Data records:
═══
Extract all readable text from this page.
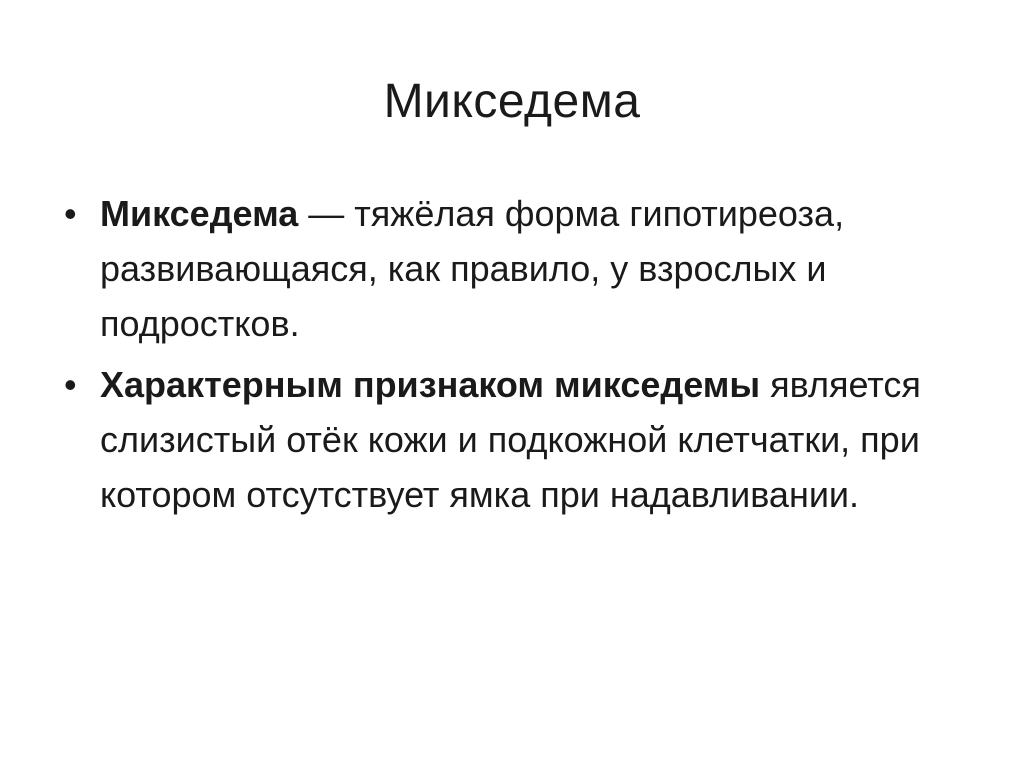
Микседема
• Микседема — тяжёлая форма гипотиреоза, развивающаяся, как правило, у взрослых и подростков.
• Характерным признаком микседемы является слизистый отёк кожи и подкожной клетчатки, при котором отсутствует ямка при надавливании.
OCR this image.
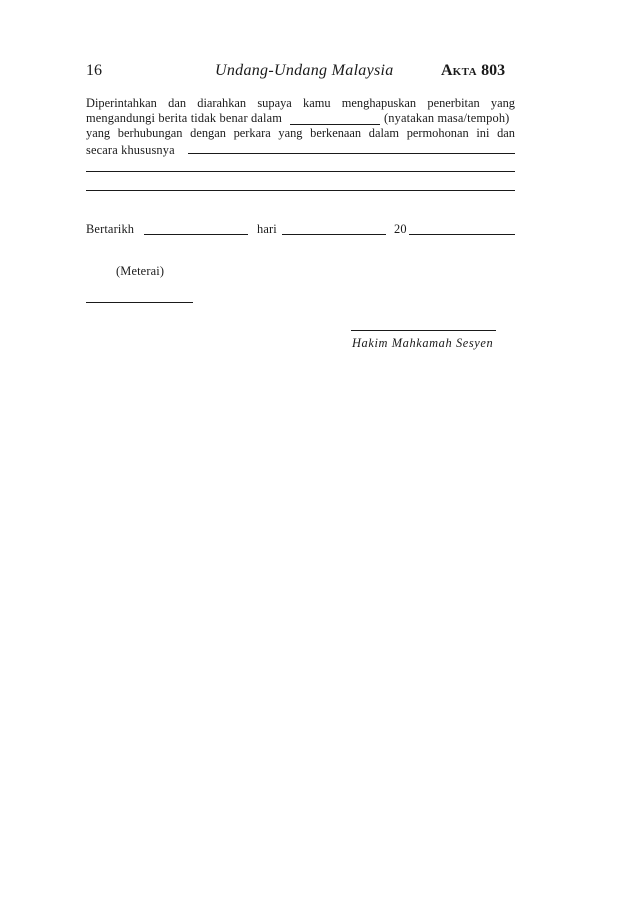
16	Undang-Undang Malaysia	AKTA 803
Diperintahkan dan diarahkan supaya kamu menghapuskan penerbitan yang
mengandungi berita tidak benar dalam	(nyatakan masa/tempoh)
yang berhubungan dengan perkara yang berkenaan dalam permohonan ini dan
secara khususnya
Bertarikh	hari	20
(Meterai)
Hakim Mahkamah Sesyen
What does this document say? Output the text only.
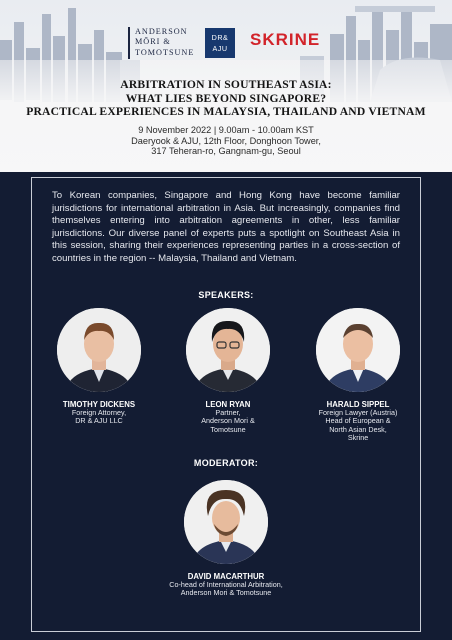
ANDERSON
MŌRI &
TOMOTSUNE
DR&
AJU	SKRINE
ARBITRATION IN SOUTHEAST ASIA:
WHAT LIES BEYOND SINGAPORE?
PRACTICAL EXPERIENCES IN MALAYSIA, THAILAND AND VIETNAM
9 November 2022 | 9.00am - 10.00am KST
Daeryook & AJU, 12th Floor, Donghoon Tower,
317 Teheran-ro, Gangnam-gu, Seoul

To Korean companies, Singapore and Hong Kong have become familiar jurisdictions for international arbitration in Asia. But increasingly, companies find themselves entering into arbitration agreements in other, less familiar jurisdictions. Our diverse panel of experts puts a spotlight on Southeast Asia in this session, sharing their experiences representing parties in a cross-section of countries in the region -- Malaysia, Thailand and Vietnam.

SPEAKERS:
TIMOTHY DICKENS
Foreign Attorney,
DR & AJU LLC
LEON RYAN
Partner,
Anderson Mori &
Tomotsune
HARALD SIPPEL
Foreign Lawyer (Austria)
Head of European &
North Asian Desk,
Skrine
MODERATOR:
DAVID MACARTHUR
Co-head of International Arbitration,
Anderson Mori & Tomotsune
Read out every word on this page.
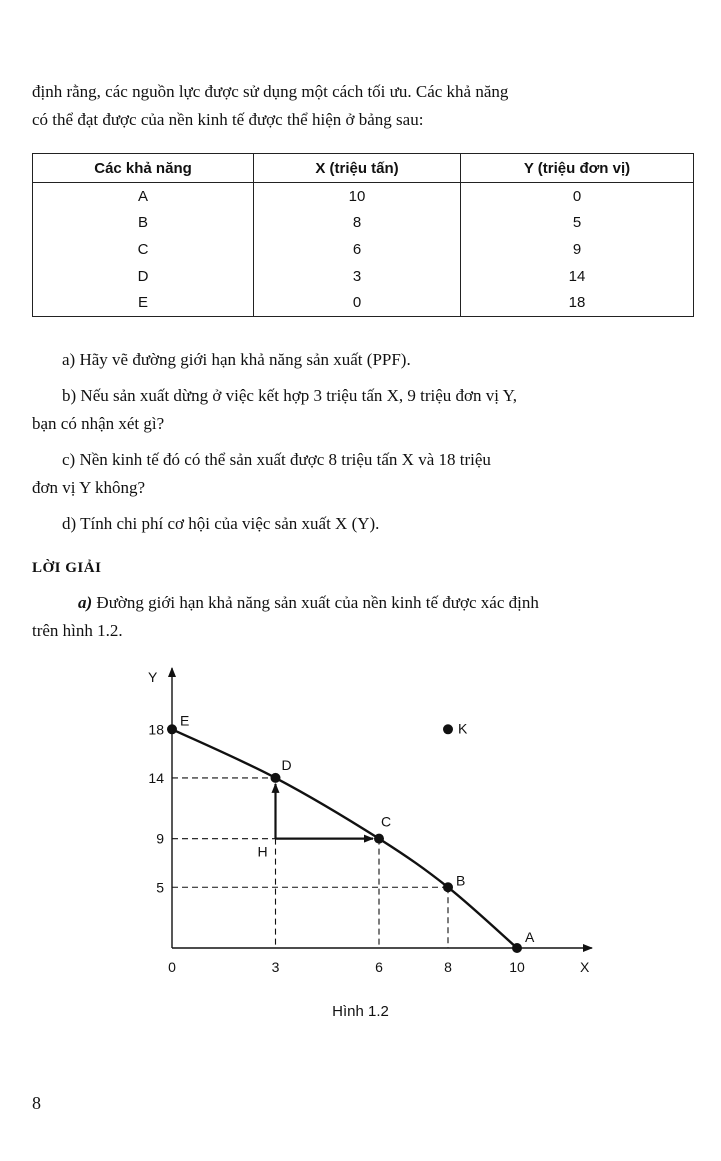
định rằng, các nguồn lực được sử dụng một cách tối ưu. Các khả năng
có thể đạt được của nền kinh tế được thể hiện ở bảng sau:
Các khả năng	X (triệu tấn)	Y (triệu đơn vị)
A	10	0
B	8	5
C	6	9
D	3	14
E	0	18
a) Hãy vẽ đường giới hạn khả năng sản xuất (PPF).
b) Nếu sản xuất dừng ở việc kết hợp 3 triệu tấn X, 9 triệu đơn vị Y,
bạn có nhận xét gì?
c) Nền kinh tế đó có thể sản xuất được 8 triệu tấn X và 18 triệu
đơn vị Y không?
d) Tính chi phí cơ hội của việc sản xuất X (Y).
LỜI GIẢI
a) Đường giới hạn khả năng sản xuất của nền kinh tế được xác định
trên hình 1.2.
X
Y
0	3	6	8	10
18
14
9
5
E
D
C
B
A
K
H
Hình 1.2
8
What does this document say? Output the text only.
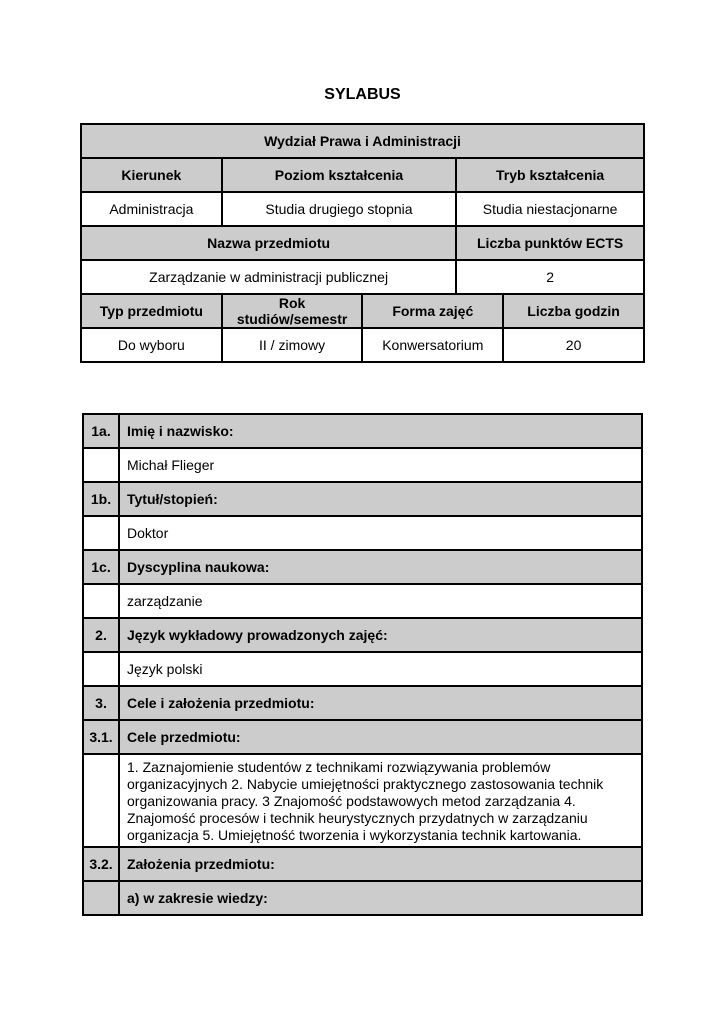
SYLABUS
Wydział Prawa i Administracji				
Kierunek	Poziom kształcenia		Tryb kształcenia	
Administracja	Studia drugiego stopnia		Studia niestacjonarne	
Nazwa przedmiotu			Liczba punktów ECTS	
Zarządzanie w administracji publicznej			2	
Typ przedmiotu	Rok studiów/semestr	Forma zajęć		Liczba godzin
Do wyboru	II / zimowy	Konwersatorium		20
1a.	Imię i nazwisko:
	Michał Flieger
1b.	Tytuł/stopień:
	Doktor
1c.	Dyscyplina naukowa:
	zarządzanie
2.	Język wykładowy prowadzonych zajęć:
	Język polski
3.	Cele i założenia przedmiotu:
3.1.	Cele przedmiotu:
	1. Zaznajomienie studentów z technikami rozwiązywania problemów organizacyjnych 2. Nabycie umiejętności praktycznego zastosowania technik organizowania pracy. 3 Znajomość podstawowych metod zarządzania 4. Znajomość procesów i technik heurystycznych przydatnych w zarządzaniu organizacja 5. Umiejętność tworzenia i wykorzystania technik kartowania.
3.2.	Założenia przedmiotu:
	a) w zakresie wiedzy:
═══
Track down every line holding the string "giới" and copy it.

Finished task:
a) Hãy vẽ đường giới hạn khả năng sản xuất (PPF).
a) Đường giới hạn khả năng sản xuất của nền kinh tế được xác định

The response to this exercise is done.